- _Problem description_
Continue the text on temperature-controlled battery charging, picking up after its final sentence.

- _Document text_
================

A MATLAB function block was used as a temperature sensor. In this block, the limits for the temperature rise were defined in accordance with the battery voltage. This will save the battery from deterioration. The block of the MATLAB function served the purpose of temperature feedback (temperature sensor). The PID controller hunts for the possible solutions in the domain of feed-forward term so that the battery cell temperature can be maintained at the set values. The controller gains are set to very high values if the feed-forward term has not been used in a model. This high gain will immediately converge at the solution. However, if the sensor data are noisy, then higher gain values are not efficient and applicable. To avoid this problem, feed-forward terms were used. The charger operates in the CT mode until it reaches the set voltage limit. After that, it moves to the CV mode where the controller measured values and feed-forward terms are negligible.

================

- _Collected material_

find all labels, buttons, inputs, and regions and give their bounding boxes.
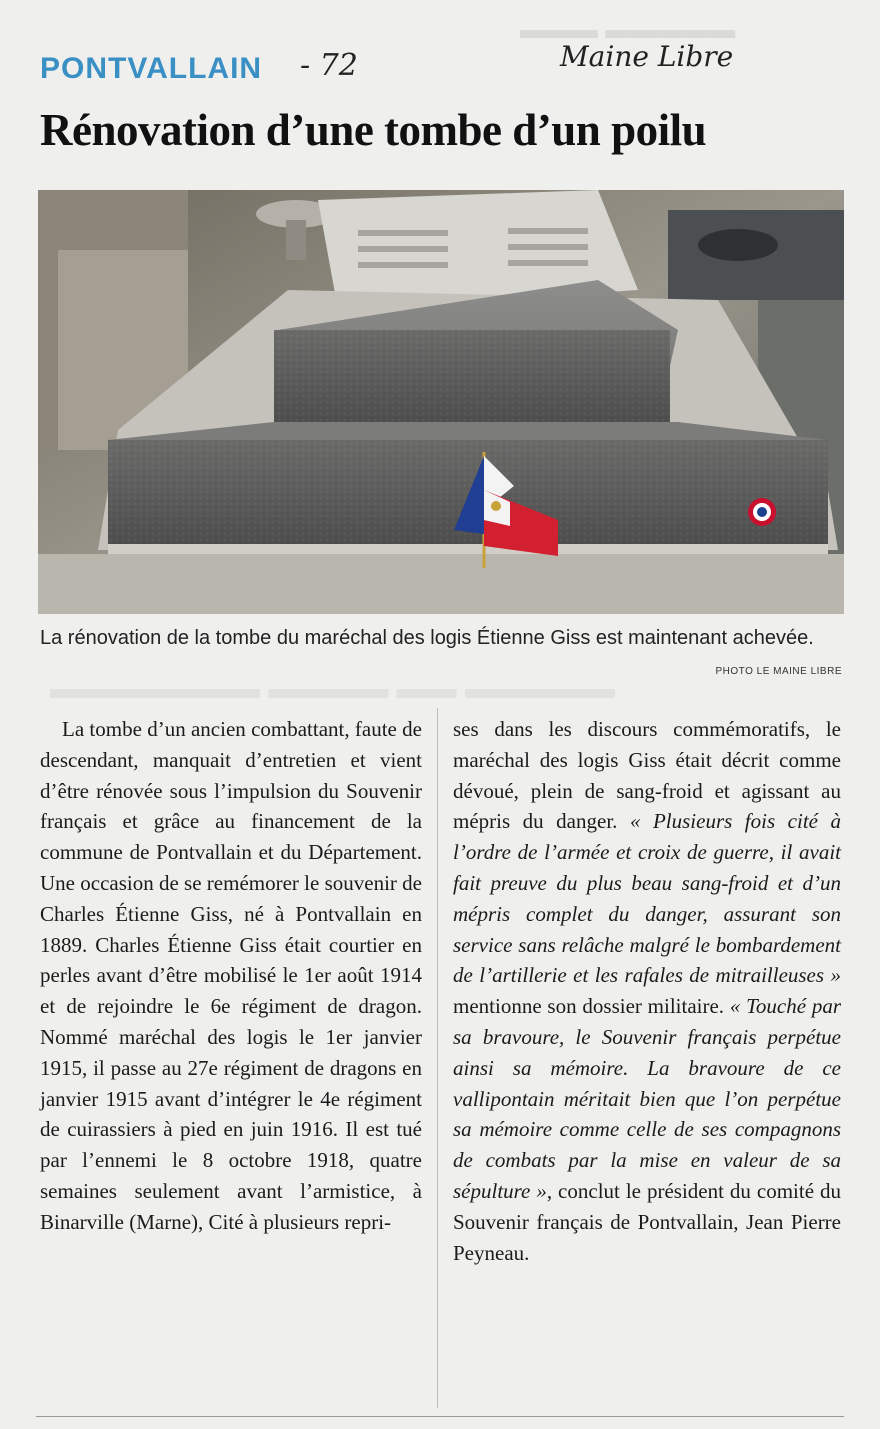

================

- _Written answer_
3. Proposed Feedback PID Control Scheme

Voltage-mode control is considered to be the most effective control technique [26]. The output voltage (V_output) is calculated and then compared with the set reference (V_reference). As an input to a controller, the difference (V_error) between the output voltage and the set reference voltage is used, and the new value of the duty cycle to close the control loop is determined by the output of the controller. In the voltage-mode control method, the controller output and error voltage that is fed back can be calculated by Equation (3).

$$V_{error}=V_{refrence}-V_{output}$$

(3)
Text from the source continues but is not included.